Given problem: Quote the Jodorowsky profile below in full, keeping every word and punctuation mark unchanged.

Given passage:
March 18, 2014 | Rhett Jones

“One day I say, I need to make the most mystical scene, a scene that will be very heavy because you are dying, and your woman will ask you to allow her to send the water of faith through her body and she will PISS IN YOUR FACE!” Dressed in layers of black, Alejandro Jodorowsky sits on the edge of a velvet couch in a Midtown hotel room and explains the process of directing The Dance of Reality, his first feature in 23 years.

It’s two days before his premiere at the Museum of Modern Art and Jodorowsky is surprised to hear that his El Topo (1970) and The Holy Mountain (1973) still pack frequent midnight screenings around New York. His myth has only grown in the absence of new films, but legend or not, getting an actor to be mystically pissed on is a delicate endeavor. It’s extra touchy when that actor is your son, Brontis Jodorowsky.

The Dance of Reality (2013)

“He looks at me with his blue eyes and he says, ‘How can you ask that of me?’ I say, ‘I’m not asking that of you. I’m asking that of the actor I need.’” Special effects were out of the question. “I could, but it will not be real. And we will see it is not real. And then it will become sexual. Then it will become ugly. Then it will become bad taste. I need him to be in a trance, a mystical trance.”

Jodorowsky is not a squeamish man. His films are filled with blood and spunk, guts and gore, nudity and sex, actors deformed at birth and copper-mine explosions, terrifying visions, tortured anarchists, deities, despots and dying animals. He’s the kind of man who is only offended by that which doesn’t speak the truth.

Once, Jodorowsky fired George Harrison from acting in The Holy Mountain because he’d backed out of the scene “when the thief shows his asshole and there is a hippopotamus.” Jodorowsky pleaded, “It would be a big, big lesson for humanity if you could finish with your ego and show your asshole!” but Harrison said no. (“Stars are good for business but not for art. They kill the art.”) So, Jodorowsky fired him. (“I can’t use you, because for me this is a sin.”)

Stored dataset items:
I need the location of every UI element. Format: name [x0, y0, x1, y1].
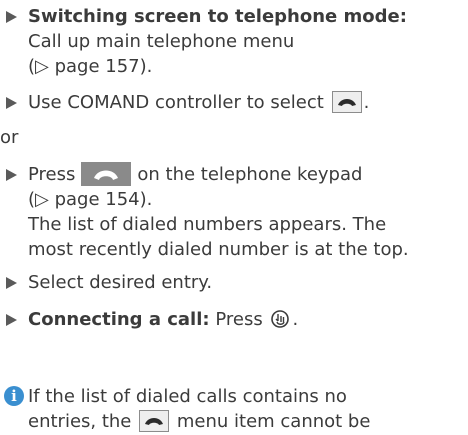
or-separator: or	[0, 127, 19, 148]
info-icon: i	[4, 386, 24, 406]
triangle-bullet-icon	[6, 270, 20, 295]
telephone-handset-icon	[139, 410, 170, 432]
telephone-handset-icon	[331, 91, 362, 113]
triangle-bullet-icon	[6, 162, 20, 187]
step-text: Select desired entry.	[28, 272, 213, 293]
step-switch-telephone-mode: Switching screen to telephone mode: Call…	[0, 4, 466, 79]
dial-key-icon	[81, 162, 132, 186]
step-text: Press	[215, 309, 263, 330]
triangle-bullet-icon	[6, 4, 20, 29]
step-text-cont: on the telephone keypad	[137, 164, 363, 185]
step-line: most recently dialed number is at the to…	[28, 239, 409, 260]
triangle-bullet-icon	[6, 307, 20, 332]
step-heading: Switching screen to telephone mode:	[28, 6, 407, 27]
step-heading: Connecting a call:	[28, 309, 210, 330]
step-line: Call up main telephone menu	[28, 31, 295, 52]
page-reference: (▷ page 154).	[28, 189, 153, 210]
info-note: i If the list of dialed calls contains n…	[0, 384, 466, 434]
comand-controller-press-icon	[270, 309, 290, 336]
step-select-telephone-symbol: Use COMAND controller to select .	[0, 90, 466, 115]
step-text-end: .	[363, 92, 370, 113]
triangle-bullet-icon	[6, 90, 20, 115]
info-line: menu item cannot be	[176, 411, 371, 432]
step-text: Use COMAND controller to select	[28, 92, 324, 113]
manual-page: Switching screen to telephone mode: Call…	[0, 0, 468, 435]
info-line: If the list of dialed calls contains no	[28, 386, 347, 407]
page-reference: (▷ page 157).	[28, 56, 153, 77]
step-line: The list of dialed numbers appears. The	[28, 214, 387, 235]
step-select-entry: Select desired entry.	[0, 270, 466, 295]
step-text: Press	[28, 164, 76, 185]
step-press-dial-key: Press on the telephone keypad (▷ page 15…	[0, 162, 466, 262]
step-text-end: .	[292, 309, 299, 330]
step-connect-call: Connecting a call: Press .	[0, 307, 466, 336]
info-line: entries, the	[28, 411, 132, 432]
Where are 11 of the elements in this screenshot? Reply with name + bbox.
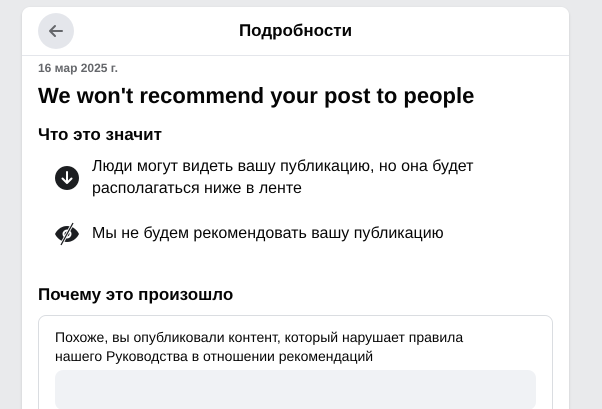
date-label: 16 мар 2025 г. <box>38 60 119 77</box>
back-arrow-icon <box>47 22 65 40</box>
headline: We won't recommend your post to people <box>38 82 476 110</box>
info-text: Люди могут видеть вашу публикацию, но она будет располагаться ниже в ленте <box>92 156 474 198</box>
eye-off-icon <box>54 222 80 246</box>
reason-text: Похоже, вы опубликовали контент, который нарушает правила нашего Руководства в отношении рекомендаций <box>55 328 464 366</box>
section-heading: Что это значит <box>38 124 163 146</box>
back-button[interactable] <box>38 13 74 49</box>
info-text: Мы не будем рекомендовать вашу публикацию <box>92 224 444 244</box>
section-heading: Почему это произошло <box>38 284 234 306</box>
dialog-title: Подробности <box>238 20 352 42</box>
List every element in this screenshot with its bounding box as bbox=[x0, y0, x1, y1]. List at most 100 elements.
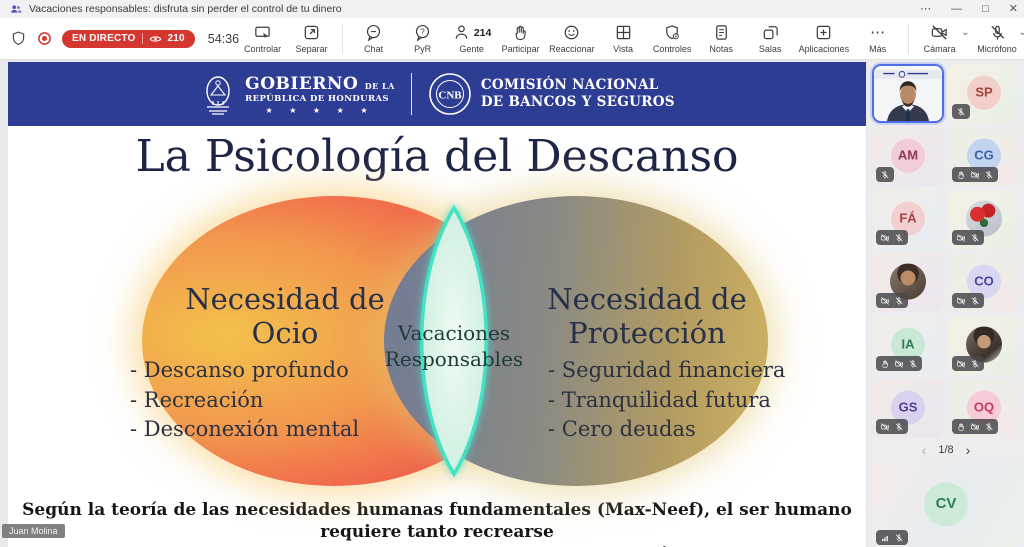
separar-button[interactable]: Separar bbox=[288, 21, 335, 56]
camara-label: Cámara bbox=[924, 44, 956, 54]
status-pill bbox=[952, 356, 984, 371]
mic-off-icon bbox=[970, 233, 980, 243]
controles-button[interactable]: Controles bbox=[649, 21, 696, 56]
reaccionar-button[interactable]: Reaccionar bbox=[546, 21, 598, 56]
participant-tile[interactable]: CG bbox=[948, 127, 1020, 186]
mic-off-icon bbox=[970, 296, 980, 306]
venn-right-items: - Seguridad financiera - Tranquilidad fu… bbox=[548, 356, 785, 445]
chat-icon bbox=[364, 23, 383, 42]
status-pill bbox=[876, 293, 908, 308]
view-grid-icon bbox=[614, 23, 633, 42]
shared-slide: GOBIERNO DE LA REPÚBLICA DE HONDURAS ★ ★… bbox=[8, 62, 866, 547]
participant-tile[interactable] bbox=[872, 253, 944, 312]
page-prev-icon[interactable]: ‹ bbox=[922, 442, 927, 458]
live-label: EN DIRECTO bbox=[72, 33, 136, 44]
mas-button[interactable]: ⋯ Más bbox=[854, 21, 901, 56]
mic-off-icon bbox=[956, 107, 966, 117]
self-participant-tile[interactable]: CV bbox=[872, 462, 1020, 547]
viewer-count: 210 bbox=[168, 33, 185, 44]
mic-off-icon bbox=[894, 296, 904, 306]
status-pill bbox=[876, 230, 908, 245]
status-pill bbox=[952, 293, 984, 308]
venn-left-items: - Descanso profundo - Recreación - Desco… bbox=[130, 356, 359, 445]
controlar-button[interactable]: Controlar bbox=[239, 21, 286, 56]
camera-off-icon bbox=[880, 422, 890, 432]
host-controls-icon bbox=[663, 23, 682, 42]
participant-tile[interactable] bbox=[948, 190, 1020, 249]
signal-strength-icon bbox=[880, 533, 890, 543]
svg-text:CNB: CNB bbox=[438, 90, 462, 102]
pyr-button[interactable]: PyR bbox=[399, 21, 446, 56]
speaker-video-feed bbox=[874, 66, 942, 121]
gente-button[interactable]: 214 Gente bbox=[448, 21, 495, 56]
aplicaciones-button[interactable]: Aplicaciones bbox=[796, 21, 853, 56]
chat-button[interactable]: Chat bbox=[350, 21, 397, 56]
venn-right-item: - Seguridad financiera bbox=[548, 356, 785, 386]
slide-footer-text: Según la teoría de las necesidades human… bbox=[8, 499, 866, 547]
participant-tile[interactable]: CO bbox=[948, 253, 1020, 312]
camara-button[interactable]: Cámara bbox=[916, 21, 963, 56]
notas-button[interactable]: Notas bbox=[698, 21, 745, 56]
gov-dela: DE LA bbox=[365, 81, 395, 91]
participant-tile[interactable]: OQ bbox=[948, 379, 1020, 438]
remote-control-icon bbox=[253, 23, 272, 42]
page-next-icon[interactable]: › bbox=[966, 442, 971, 458]
participant-tile[interactable]: GS bbox=[872, 379, 944, 438]
salas-button[interactable]: Salas bbox=[747, 21, 794, 56]
viewers-eye-icon bbox=[149, 34, 162, 44]
venn-left-item: - Descanso profundo bbox=[130, 356, 359, 386]
participant-tile[interactable]: SP bbox=[948, 64, 1020, 123]
slide-header-band: GOBIERNO DE LA REPÚBLICA DE HONDURAS ★ ★… bbox=[8, 62, 866, 126]
mic-off-icon bbox=[894, 533, 904, 543]
camera-off-icon bbox=[956, 233, 966, 243]
vista-button[interactable]: Vista bbox=[600, 21, 647, 56]
participar-button[interactable]: Participar bbox=[497, 21, 544, 56]
status-pill bbox=[876, 530, 908, 545]
mic-off-icon bbox=[984, 170, 994, 180]
badge-divider bbox=[142, 33, 143, 44]
avatar: SP bbox=[967, 75, 1001, 109]
mic-off-icon bbox=[894, 422, 904, 432]
more-ellipsis-icon: ⋯ bbox=[870, 23, 885, 42]
gente-label: Gente bbox=[459, 44, 484, 54]
mic-off-icon bbox=[970, 359, 980, 369]
window-close-icon[interactable]: ✕ bbox=[1009, 0, 1018, 18]
participant-tile[interactable]: IA bbox=[872, 316, 944, 375]
honduras-coat-of-arms-icon bbox=[199, 71, 237, 117]
venn-center-label: Vacaciones Responsables bbox=[378, 320, 530, 372]
camera-chevron-down-icon[interactable]: ⌄ bbox=[961, 27, 969, 38]
camera-off-icon bbox=[970, 422, 980, 432]
status-pill bbox=[876, 167, 894, 182]
raised-hand-icon bbox=[956, 170, 966, 180]
salas-label: Salas bbox=[759, 44, 782, 54]
record-icon[interactable] bbox=[36, 30, 53, 47]
cnbs-line1: COMISIÓN NACIONAL bbox=[481, 77, 675, 94]
participant-tile[interactable]: FÁ bbox=[872, 190, 944, 249]
venn-right-title: Necesidad de Protección bbox=[513, 282, 781, 350]
gov-sub: REPÚBLICA DE HONDURAS bbox=[245, 94, 395, 104]
camera-off-icon bbox=[880, 233, 890, 243]
gov-stars: ★ ★ ★ ★ ★ bbox=[245, 106, 395, 115]
camera-off-icon bbox=[956, 359, 966, 369]
reaction-smiley-icon bbox=[562, 23, 581, 42]
aplicaciones-label: Aplicaciones bbox=[799, 44, 850, 54]
window-minimize-icon[interactable]: — bbox=[951, 0, 962, 18]
window-maximize-icon[interactable]: □ bbox=[982, 0, 989, 18]
participant-tile-speaker-video[interactable] bbox=[872, 64, 944, 123]
avatar: CV bbox=[924, 482, 968, 526]
mic-chevron-down-icon[interactable]: ⌄ bbox=[1019, 27, 1024, 38]
chat-label: Chat bbox=[364, 44, 383, 54]
participant-tile[interactable]: AM bbox=[872, 127, 944, 186]
page-indicator: 1/8 bbox=[938, 444, 953, 456]
participant-tile[interactable] bbox=[948, 316, 1020, 375]
security-shield-icon[interactable] bbox=[10, 30, 27, 47]
camera-off-icon bbox=[970, 170, 980, 180]
elapsed-timer: 54:36 bbox=[208, 32, 239, 46]
header-divider bbox=[411, 73, 412, 115]
window-more-icon[interactable]: ⋯ bbox=[920, 0, 931, 18]
mic-off-icon bbox=[880, 170, 890, 180]
microfono-button[interactable]: Micrófono bbox=[974, 21, 1021, 56]
participants-sidebar: SP AM CG FÁ bbox=[868, 60, 1024, 547]
camera-off-icon bbox=[880, 296, 890, 306]
microfono-label: Micrófono bbox=[977, 44, 1017, 54]
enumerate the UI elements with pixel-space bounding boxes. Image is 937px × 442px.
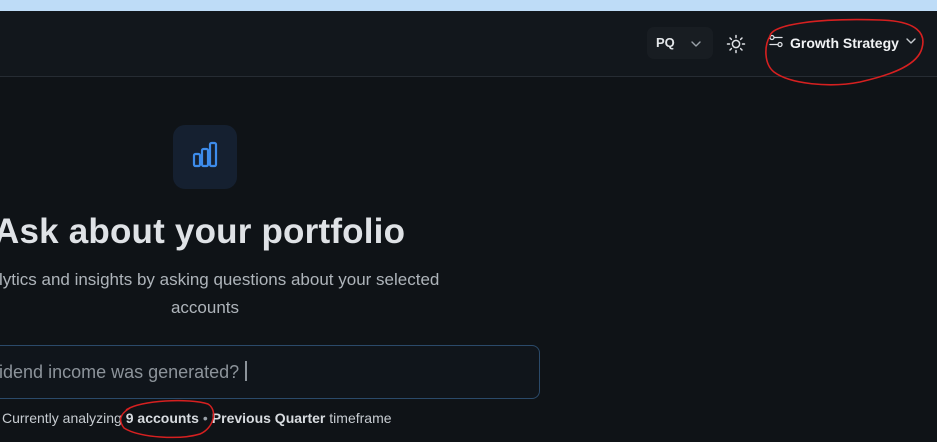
subtitle-line: analytics and insights by asking questio…: [0, 270, 440, 289]
status-suffix: timeframe: [329, 410, 392, 426]
question-input-value: n dividend income was generated?: [0, 362, 240, 382]
question-input[interactable]: n dividend income was generated?: [0, 345, 540, 399]
question-input-text: n dividend income was generated?: [0, 361, 247, 383]
theme-toggle-button[interactable]: [725, 33, 747, 55]
bar-chart-icon: [190, 140, 220, 175]
period-select[interactable]: PQ: [647, 27, 713, 59]
strategy-selector-label: Growth Strategy: [790, 35, 899, 51]
analysis-status: Currently analyzing 9 accounts • Previous …: [2, 410, 392, 426]
status-prefix: Currently analyzing: [2, 410, 122, 426]
period-select-label: PQ: [656, 35, 675, 50]
strategy-selector-button[interactable]: Growth Strategy: [768, 29, 917, 57]
chevron-down-icon: [905, 34, 917, 52]
window-top-strip: [0, 0, 937, 11]
hero-icon-tile: [173, 125, 237, 189]
text-cursor: [245, 361, 247, 381]
status-account-count: 9 accounts: [125, 410, 199, 426]
subtitle-line: accounts: [170, 298, 240, 317]
sliders-icon: [768, 33, 784, 54]
page-subtitle: analytics and insights by asking questio…: [0, 266, 510, 322]
status-separator: •: [202, 410, 208, 426]
sun-icon: [725, 34, 747, 59]
chevron-down-icon: [690, 37, 702, 55]
page-title: Ask about your portfolio: [0, 212, 406, 251]
status-period: Previous Quarter: [211, 410, 326, 426]
top-header: PQ Growth Strategy: [0, 11, 937, 77]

Full output:
March 18, 2014 | Rhett Jones

“One day I say, I need to make the most mystical scene, a scene that will be very heavy because you are dying, and your woman will ask you to allow her to send the water of faith through her body and she will PISS IN YOUR FACE!” Dressed in layers of black, Alejandro Jodorowsky sits on the edge of a velvet couch in a Midtown hotel room and explains the process of directing The Dance of Reality, his first feature in 23 years.

It’s two days before his premiere at the Museum of Modern Art and Jodorowsky is surprised to hear that his El Topo (1970) and The Holy Mountain (1973) still pack frequent midnight screenings around New York. His myth has only grown in the absence of new films, but legend or not, getting an actor to be mystically pissed on is a delicate endeavor. It’s extra touchy when that actor is your son, Brontis Jodorowsky.

The Dance of Reality (2013)

“He looks at me with his blue eyes and he says, ‘How can you ask that of me?’ I say, ‘I’m not asking that of you. I’m asking that of the actor I need.’” Special effects were out of the question. “I could, but it will not be real. And we will see it is not real. And then it will become sexual. Then it will become ugly. Then it will become bad taste. I need him to be in a trance, a mystical trance.”

Jodorowsky is not a squeamish man. His films are filled with blood and spunk, guts and gore, nudity and sex, actors deformed at birth and copper-mine explosions, terrifying visions, tortured anarchists, deities, despots and dying animals. He’s the kind of man who is only offended by that which doesn’t speak the truth.

Once, Jodorowsky fired George Harrison from acting in The Holy Mountain because he’d backed out of the scene “when the thief shows his asshole and there is a hippopotamus.” Jodorowsky pleaded, “It would be a big, big lesson for humanity if you could finish with your ego and show your asshole!” but Harrison said no. (“Stars are good for business but not for art. They kill the art.”) So, Jodorowsky fired him. (“I can’t use you, because for me this is a sin.”)